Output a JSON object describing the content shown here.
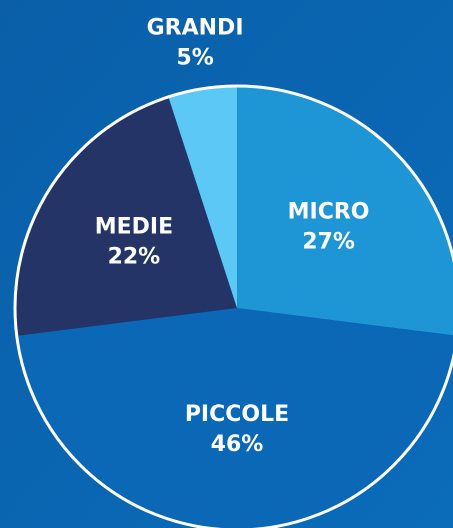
{
  "chart_data": {
    "type": "pie",
    "categories": [
      "MICRO",
      "PICCOLE",
      "MEDIE",
      "GRANDI"
    ],
    "values": [
      27,
      46,
      22,
      5
    ],
    "value_labels": [
      "27%",
      "46%",
      "22%",
      "5%"
    ],
    "colors": [
      "#1e96d6",
      "#0b68b6",
      "#243466",
      "#5bc8f5"
    ]
  }
}
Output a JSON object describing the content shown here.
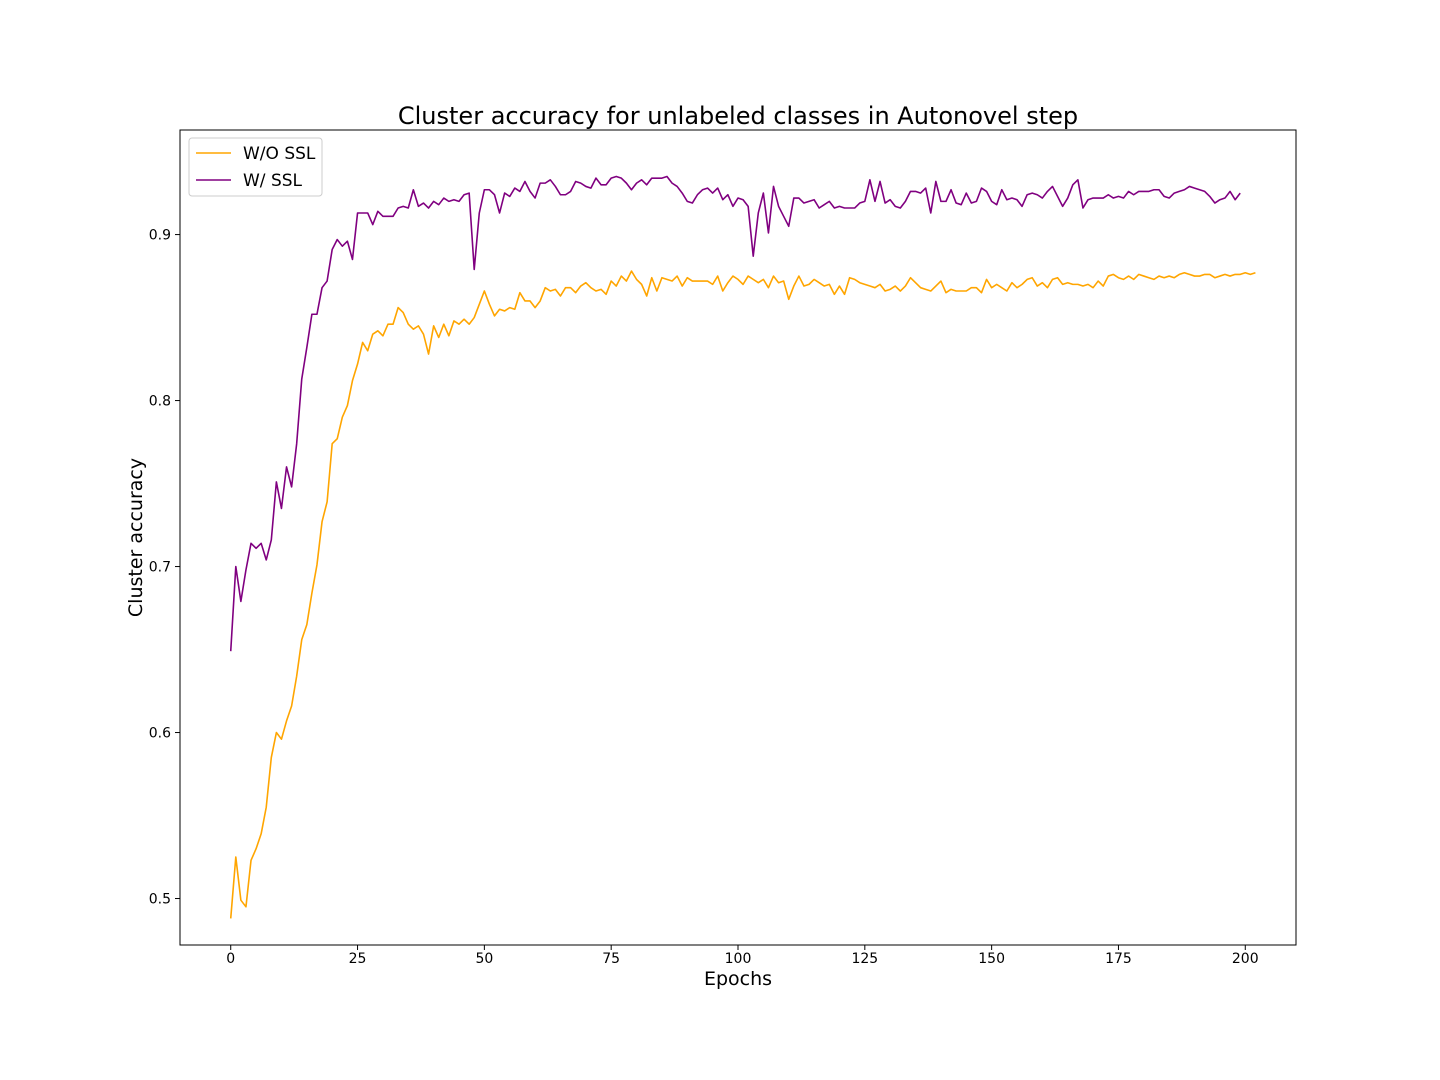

■ ■ ■

## [EXERCISE]
Give an exact reproduction of every line, leaving out any picture.

## [ANSWER BELOW]
Output a JSON object describing the content shown here.
{
  "chart_data": {
    "type": "pie",
    "categories": [
      "MICRO",
      "PICCOLE",
      "MEDIE",
      "GRANDI"
    ],
    "values": [
      27,
      46,
      22,
      5
    ],
    "value_labels": [
      "27%",
      "46%",
      "22%",
      "5%"
    ],
    "colors": [
      "#1e96d6",
      "#0b68b6",
      "#243466",
      "#5bc8f5"
    ]
  }
}
Output a JSON object describing the content shown here.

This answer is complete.